#### Dataset content ####

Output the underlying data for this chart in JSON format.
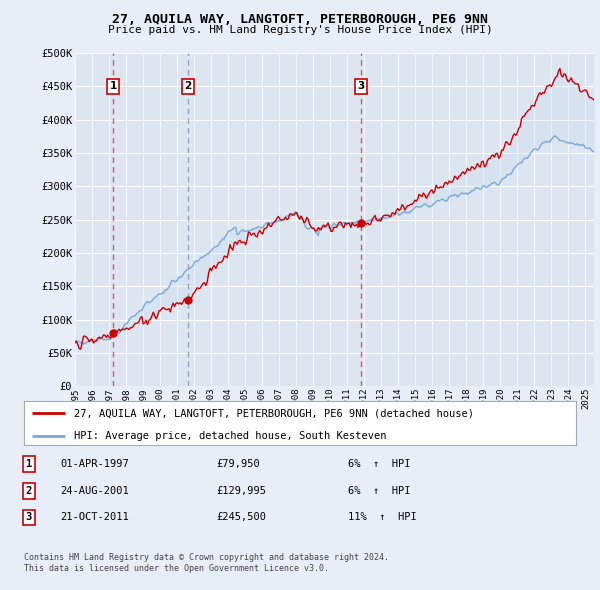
{
  "title": "27, AQUILA WAY, LANGTOFT, PETERBOROUGH, PE6 9NN",
  "subtitle": "Price paid vs. HM Land Registry's House Price Index (HPI)",
  "ylabel_ticks": [
    "£0",
    "£50K",
    "£100K",
    "£150K",
    "£200K",
    "£250K",
    "£300K",
    "£350K",
    "£400K",
    "£450K",
    "£500K"
  ],
  "ytick_values": [
    0,
    50000,
    100000,
    150000,
    200000,
    250000,
    300000,
    350000,
    400000,
    450000,
    500000
  ],
  "sale_points": [
    {
      "label": "1",
      "date": "01-APR-1997",
      "price": 79950,
      "x_year": 1997.25,
      "hpi_pct": "6%",
      "dash_color": "#dd4444"
    },
    {
      "label": "2",
      "date": "24-AUG-2001",
      "price": 129995,
      "x_year": 2001.64,
      "hpi_pct": "6%",
      "dash_color": "#8899bb"
    },
    {
      "label": "3",
      "date": "21-OCT-2011",
      "price": 245500,
      "x_year": 2011.8,
      "hpi_pct": "11%",
      "dash_color": "#dd4444"
    }
  ],
  "legend_line1": "27, AQUILA WAY, LANGTOFT, PETERBOROUGH, PE6 9NN (detached house)",
  "legend_line2": "HPI: Average price, detached house, South Kesteven",
  "footer1": "Contains HM Land Registry data © Crown copyright and database right 2024.",
  "footer2": "This data is licensed under the Open Government Licence v3.0.",
  "background_color": "#e8eef8",
  "plot_bg_color": "#dde5f0",
  "grid_color": "#ffffff",
  "hpi_color": "#7aaadd",
  "price_color": "#cc0000",
  "fill_color": "#c8daf0",
  "xmin": 1995,
  "xmax": 2025.5,
  "ymin": 0,
  "ymax": 500000
}
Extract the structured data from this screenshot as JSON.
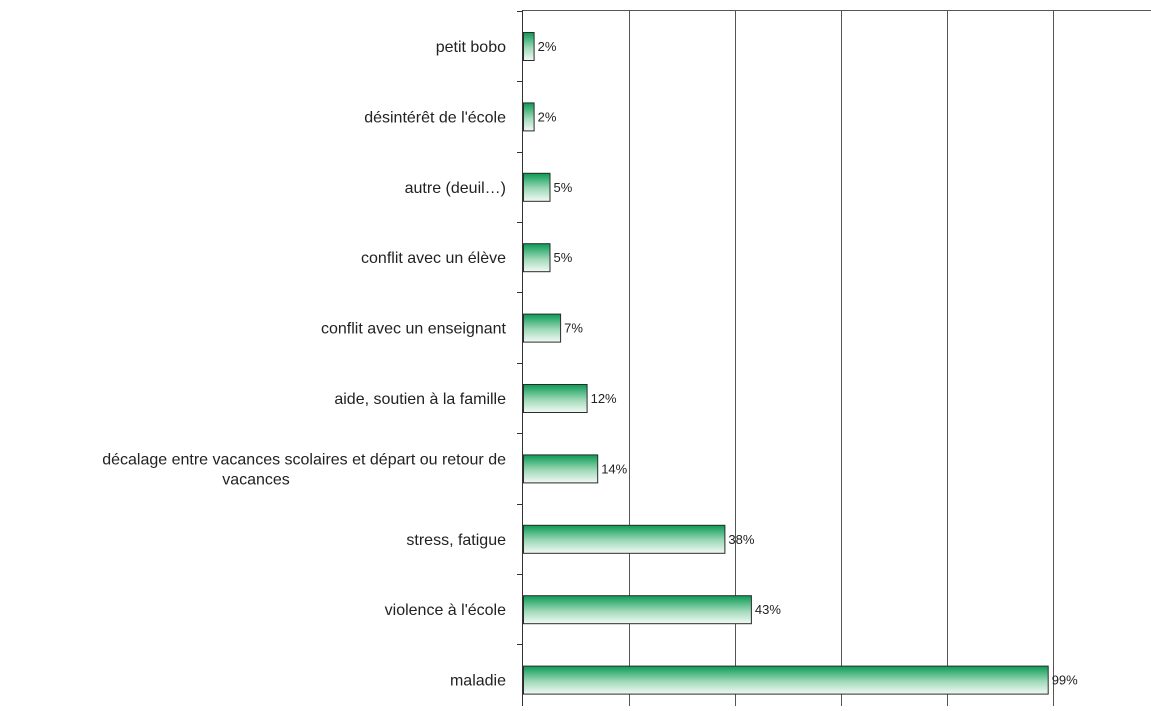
{
  "chart_data": {
    "type": "bar",
    "orientation": "horizontal",
    "categories": [
      "petit bobo",
      "désintérêt de l'école",
      "autre (deuil…)",
      "conflit avec un élève",
      "conflit avec un enseignant",
      "aide, soutien à la famille",
      "décalage entre vacances scolaires et départ ou retour de vacances",
      "stress, fatigue",
      "violence à l'école",
      "maladie"
    ],
    "category_label_lines": [
      [
        "petit bobo"
      ],
      [
        "désintérêt de l'école"
      ],
      [
        "autre (deuil…)"
      ],
      [
        "conflit avec un élève"
      ],
      [
        "conflit avec un enseignant"
      ],
      [
        "aide, soutien à la famille"
      ],
      [
        "décalage entre vacances scolaires et départ ou retour de",
        "vacances"
      ],
      [
        "stress, fatigue"
      ],
      [
        "violence à l'école"
      ],
      [
        "maladie"
      ]
    ],
    "values": [
      2,
      2,
      5,
      5,
      7,
      12,
      14,
      38,
      43,
      99
    ],
    "value_labels": [
      "2%",
      "2%",
      "5%",
      "5%",
      "7%",
      "12%",
      "14%",
      "38%",
      "43%",
      "99%"
    ],
    "xlim": [
      0,
      120
    ],
    "x_gridlines": [
      20,
      40,
      60,
      80,
      100,
      120
    ],
    "x_tick_labels_visible": false,
    "grid": true,
    "legend": "none",
    "colors": {
      "bar_top": "#0a9a55",
      "bar_bottom": "#f2faf5",
      "bar_border": "#2b2b2b",
      "grid": "#555555"
    }
  }
}
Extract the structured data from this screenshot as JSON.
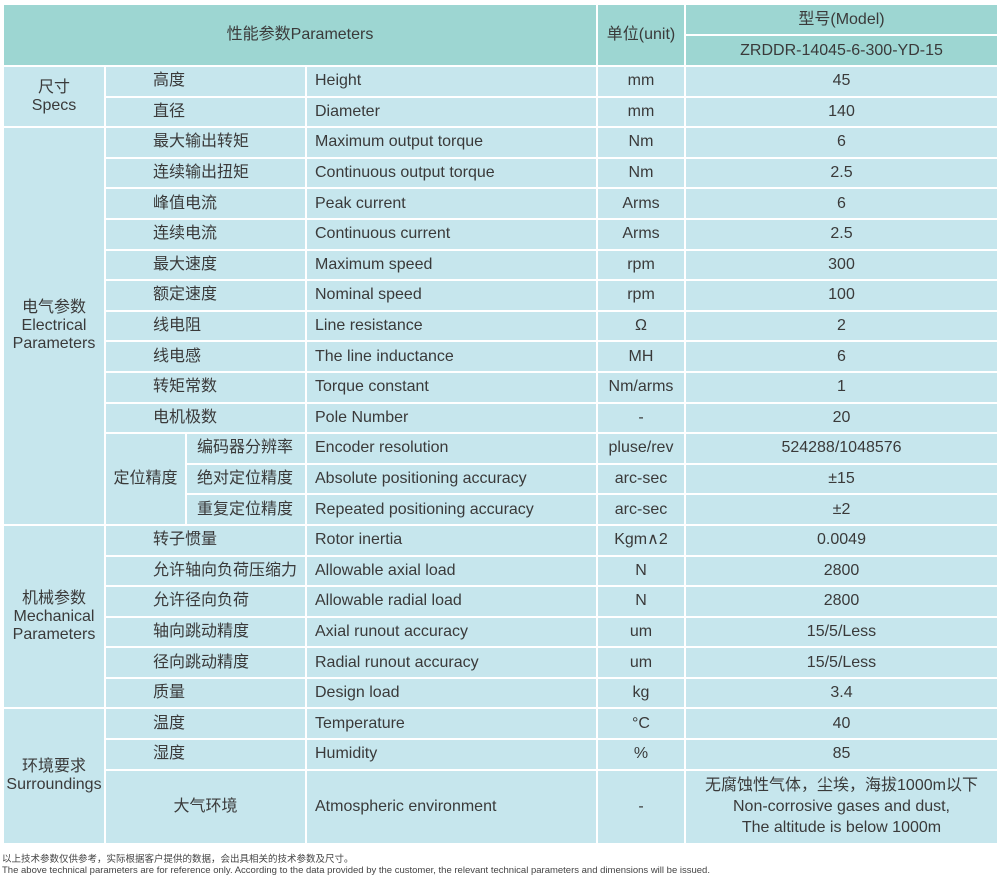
{
  "header": {
    "parameters": "性能参数Parameters",
    "unit": "单位(unit)",
    "model_label": "型号(Model)",
    "model_value": "ZRDDR-14045-6-300-YD-15"
  },
  "sections": [
    {
      "category": [
        "尺寸",
        "Specs"
      ],
      "rows": [
        {
          "cn": "高度",
          "en": "Height",
          "unit": "mm",
          "value": "45"
        },
        {
          "cn": "直径",
          "en": "Diameter",
          "unit": "mm",
          "value": "140"
        }
      ]
    },
    {
      "category": [
        "电气参数",
        "Electrical",
        "Parameters"
      ],
      "rows": [
        {
          "cn": "最大输出转矩",
          "en": "Maximum output torque",
          "unit": "Nm",
          "value": "6"
        },
        {
          "cn": "连续输出扭矩",
          "en": "Continuous output torque",
          "unit": "Nm",
          "value": "2.5"
        },
        {
          "cn": "峰值电流",
          "en": "Peak current",
          "unit": "Arms",
          "value": "6"
        },
        {
          "cn": "连续电流",
          "en": "Continuous current",
          "unit": "Arms",
          "value": "2.5"
        },
        {
          "cn": "最大速度",
          "en": "Maximum speed",
          "unit": "rpm",
          "value": "300"
        },
        {
          "cn": "额定速度",
          "en": "Nominal speed",
          "unit": "rpm",
          "value": "100"
        },
        {
          "cn": "线电阻",
          "en": "Line resistance",
          "unit": "Ω",
          "value": "2"
        },
        {
          "cn": "线电感",
          "en": "The line inductance",
          "unit": "MH",
          "value": "6"
        },
        {
          "cn": "转矩常数",
          "en": "Torque constant",
          "unit": "Nm/arms",
          "value": "1"
        },
        {
          "cn": "电机极数",
          "en": "Pole Number",
          "unit": "-",
          "value": "20"
        },
        {
          "group": "定位精度",
          "cn": "编码器分辨率",
          "en": "Encoder resolution",
          "unit": "pluse/rev",
          "value": "524288/1048576"
        },
        {
          "group": "定位精度",
          "cn": "绝对定位精度",
          "en": "Absolute positioning accuracy",
          "unit": "arc-sec",
          "value": "±15"
        },
        {
          "group": "定位精度",
          "cn": "重复定位精度",
          "en": "Repeated positioning accuracy",
          "unit": "arc-sec",
          "value": "±2"
        }
      ]
    },
    {
      "category": [
        "机械参数",
        "Mechanical",
        "Parameters"
      ],
      "rows": [
        {
          "cn": "转子惯量",
          "en": "Rotor inertia",
          "unit": "Kgm∧2",
          "value": "0.0049"
        },
        {
          "cn": "允许轴向负荷压缩力",
          "en": "Allowable axial load",
          "unit": "N",
          "value": "2800"
        },
        {
          "cn": "允许径向负荷",
          "en": "Allowable radial load",
          "unit": "N",
          "value": "2800"
        },
        {
          "cn": "轴向跳动精度",
          "en": "Axial runout accuracy",
          "unit": "um",
          "value": "15/5/Less"
        },
        {
          "cn": "径向跳动精度",
          "en": "Radial runout accuracy",
          "unit": "um",
          "value": "15/5/Less"
        },
        {
          "cn": "质量",
          "en": "Design load",
          "unit": "kg",
          "value": "3.4"
        }
      ]
    },
    {
      "category": [
        "环境要求",
        "Surroundings"
      ],
      "rows": [
        {
          "cn": "温度",
          "en": "Temperature",
          "unit": "°C",
          "value": "40"
        },
        {
          "cn": "湿度",
          "en": "Humidity",
          "unit": "%",
          "value": "85"
        },
        {
          "cn": "大气环境",
          "en": "Atmospheric environment",
          "unit": "-",
          "value": [
            "无腐蚀性气体，尘埃，海拔1000m以下",
            "Non-corrosive gases and dust,",
            "The altitude is below 1000m"
          ],
          "tall": true
        }
      ]
    }
  ],
  "footnote": {
    "cn": "以上技术参数仅供参考，实际根据客户提供的数据，会出具相关的技术参数及尺寸。",
    "en": "The above technical parameters are for reference only. According to the data provided by the customer, the relevant technical parameters and dimensions will be issued."
  },
  "colors": {
    "header_bg": "#9dd6d2",
    "cell_bg": "#c6e6ed"
  }
}
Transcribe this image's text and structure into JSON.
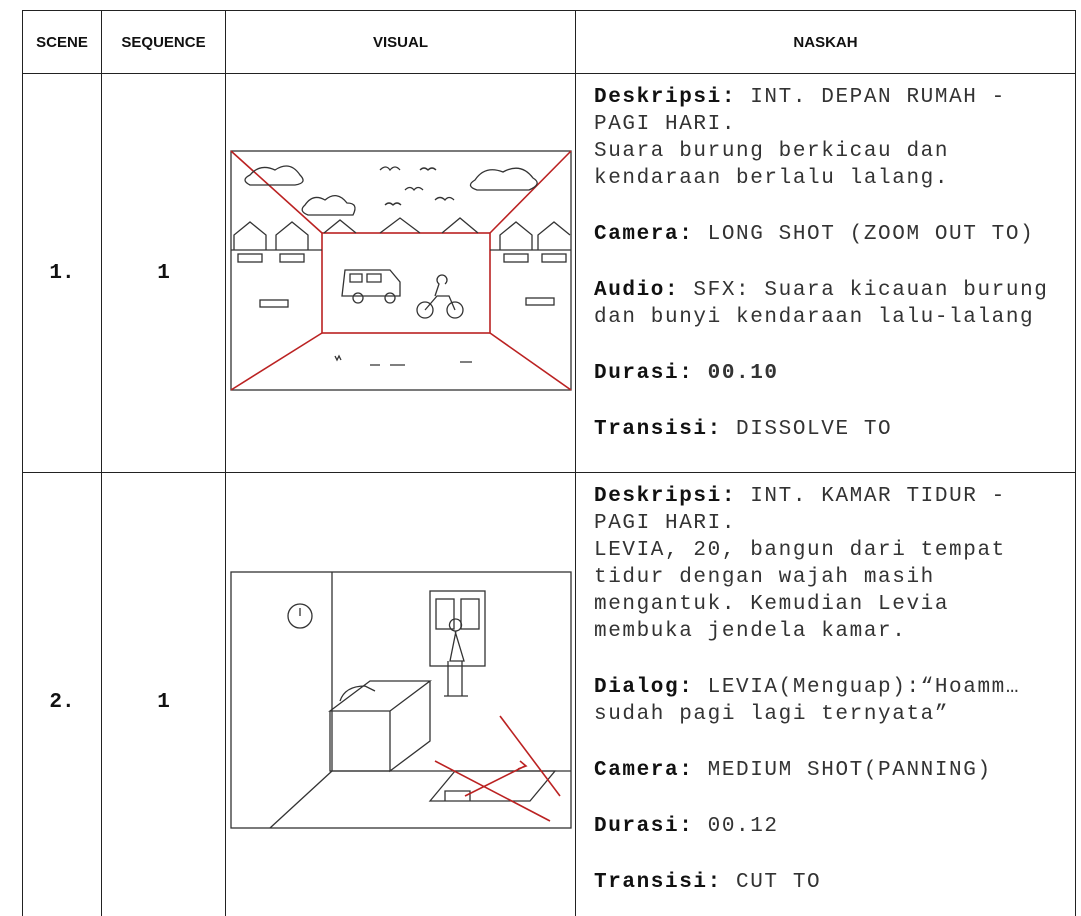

####

Without including the pictures, return each record above exactly as it stands.

Output the underlying data for this chart in JSON format.
{
  "title": "27, AQUILA WAY, LANGTOFT, PETERBOROUGH, PE6 9NN",
  "subtitle": "Price paid vs. HM Land Registry's House Price Index (HPI)",
  "ylabel_ticks": [
    "£0",
    "£50K",
    "£100K",
    "£150K",
    "£200K",
    "£250K",
    "£300K",
    "£350K",
    "£400K",
    "£450K",
    "£500K"
  ],
  "ytick_values": [
    0,
    50000,
    100000,
    150000,
    200000,
    250000,
    300000,
    350000,
    400000,
    450000,
    500000
  ],
  "sale_points": [
    {
      "label": "1",
      "date": "01-APR-1997",
      "price": 79950,
      "x_year": 1997.25,
      "hpi_pct": "6%",
      "dash_color": "#dd4444"
    },
    {
      "label": "2",
      "date": "24-AUG-2001",
      "price": 129995,
      "x_year": 2001.64,
      "hpi_pct": "6%",
      "dash_color": "#8899bb"
    },
    {
      "label": "3",
      "date": "21-OCT-2011",
      "price": 245500,
      "x_year": 2011.8,
      "hpi_pct": "11%",
      "dash_color": "#dd4444"
    }
  ],
  "legend_line1": "27, AQUILA WAY, LANGTOFT, PETERBOROUGH, PE6 9NN (detached house)",
  "legend_line2": "HPI: Average price, detached house, South Kesteven",
  "footer1": "Contains HM Land Registry data © Crown copyright and database right 2024.",
  "footer2": "This data is licensed under the Open Government Licence v3.0.",
  "background_color": "#e8eef8",
  "plot_bg_color": "#dde5f0",
  "grid_color": "#ffffff",
  "hpi_color": "#7aaadd",
  "price_color": "#cc0000",
  "fill_color": "#c8daf0",
  "xmin": 1995,
  "xmax": 2025.5,
  "ymin": 0,
  "ymax": 500000
}
Extract the structured data from this screenshot as JSON.
{
  "chart_data": {
    "type": "bar",
    "orientation": "horizontal",
    "categories": [
      "petit bobo",
      "désintérêt de l'école",
      "autre (deuil…)",
      "conflit avec un élève",
      "conflit avec un enseignant",
      "aide, soutien à la famille",
      "décalage entre vacances scolaires et départ ou retour de vacances",
      "stress, fatigue",
      "violence à l'école",
      "maladie"
    ],
    "category_label_lines": [
      [
        "petit bobo"
      ],
      [
        "désintérêt de l'école"
      ],
      [
        "autre (deuil…)"
      ],
      [
        "conflit avec un élève"
      ],
      [
        "conflit avec un enseignant"
      ],
      [
        "aide, soutien à la famille"
      ],
      [
        "décalage entre vacances scolaires et départ ou retour de",
        "vacances"
      ],
      [
        "stress, fatigue"
      ],
      [
        "violence à l'école"
      ],
      [
        "maladie"
      ]
    ],
    "values": [
      2,
      2,
      5,
      5,
      7,
      12,
      14,
      38,
      43,
      99
    ],
    "value_labels": [
      "2%",
      "2%",
      "5%",
      "5%",
      "7%",
      "12%",
      "14%",
      "38%",
      "43%",
      "99%"
    ],
    "xlim": [
      0,
      120
    ],
    "x_gridlines": [
      20,
      40,
      60,
      80,
      100,
      120
    ],
    "x_tick_labels_visible": false,
    "grid": true,
    "legend": "none",
    "colors": {
      "bar_top": "#0a9a55",
      "bar_bottom": "#f2faf5",
      "bar_border": "#2b2b2b",
      "grid": "#555555"
    }
  }
}
Extract the structured data from this screenshot as JSON.
{
  "header": {
    "parameters": "性能参数Parameters",
    "unit": "单位(unit)",
    "model_label": "型号(Model)",
    "model_value": "ZRDDR-14045-6-300-YD-15"
  },
  "sections": [
    {
      "category": [
        "尺寸",
        "Specs"
      ],
      "rows": [
        {
          "cn": "高度",
          "en": "Height",
          "unit": "mm",
          "value": "45"
        },
        {
          "cn": "直径",
          "en": "Diameter",
          "unit": "mm",
          "value": "140"
        }
      ]
    },
    {
      "category": [
        "电气参数",
        "Electrical",
        "Parameters"
      ],
      "rows": [
        {
          "cn": "最大输出转矩",
          "en": "Maximum output torque",
          "unit": "Nm",
          "value": "6"
        },
        {
          "cn": "连续输出扭矩",
          "en": "Continuous output torque",
          "unit": "Nm",
          "value": "2.5"
        },
        {
          "cn": "峰值电流",
          "en": "Peak current",
          "unit": "Arms",
          "value": "6"
        },
        {
          "cn": "连续电流",
          "en": "Continuous current",
          "unit": "Arms",
          "value": "2.5"
        },
        {
          "cn": "最大速度",
          "en": "Maximum speed",
          "unit": "rpm",
          "value": "300"
        },
        {
          "cn": "额定速度",
          "en": "Nominal speed",
          "unit": "rpm",
          "value": "100"
        },
        {
          "cn": "线电阻",
          "en": "Line resistance",
          "unit": "Ω",
          "value": "2"
        },
        {
          "cn": "线电感",
          "en": "The line inductance",
          "unit": "MH",
          "value": "6"
        },
        {
          "cn": "转矩常数",
          "en": "Torque constant",
          "unit": "Nm/arms",
          "value": "1"
        },
        {
          "cn": "电机极数",
          "en": "Pole Number",
          "unit": "-",
          "value": "20"
        },
        {
          "group": "定位精度",
          "cn": "编码器分辨率",
          "en": "Encoder resolution",
          "unit": "pluse/rev",
          "value": "524288/1048576"
        },
        {
          "group": "定位精度",
          "cn": "绝对定位精度",
          "en": "Absolute positioning accuracy",
          "unit": "arc-sec",
          "value": "±15"
        },
        {
          "group": "定位精度",
          "cn": "重复定位精度",
          "en": "Repeated positioning accuracy",
          "unit": "arc-sec",
          "value": "±2"
        }
      ]
    },
    {
      "category": [
        "机械参数",
        "Mechanical",
        "Parameters"
      ],
      "rows": [
        {
          "cn": "转子惯量",
          "en": "Rotor inertia",
          "unit": "Kgm∧2",
          "value": "0.0049"
        },
        {
          "cn": "允许轴向负荷压缩力",
          "en": "Allowable axial load",
          "unit": "N",
          "value": "2800"
        },
        {
          "cn": "允许径向负荷",
          "en": "Allowable radial load",
          "unit": "N",
          "value": "2800"
        },
        {
          "cn": "轴向跳动精度",
          "en": "Axial runout accuracy",
          "unit": "um",
          "value": "15/5/Less"
        },
        {
          "cn": "径向跳动精度",
          "en": "Radial runout accuracy",
          "unit": "um",
          "value": "15/5/Less"
        },
        {
          "cn": "质量",
          "en": "Design load",
          "unit": "kg",
          "value": "3.4"
        }
      ]
    },
    {
      "category": [
        "环境要求",
        "Surroundings"
      ],
      "rows": [
        {
          "cn": "温度",
          "en": "Temperature",
          "unit": "°C",
          "value": "40"
        },
        {
          "cn": "湿度",
          "en": "Humidity",
          "unit": "%",
          "value": "85"
        },
        {
          "cn": "大气环境",
          "en": "Atmospheric environment",
          "unit": "-",
          "value": [
            "无腐蚀性气体，尘埃，海拔1000m以下",
            "Non-corrosive gases and dust,",
            "The altitude is below 1000m"
          ],
          "tall": true
        }
      ]
    }
  ],
  "footnote": {
    "cn": "以上技术参数仅供参考，实际根据客户提供的数据，会出具相关的技术参数及尺寸。",
    "en": "The above technical parameters are for reference only. According to the data provided by the customer, the relevant technical parameters and dimensions will be issued."
  },
  "colors": {
    "header_bg": "#9dd6d2",
    "cell_bg": "#c6e6ed"
  }
}
Transcribe this image's text and structure into JSON.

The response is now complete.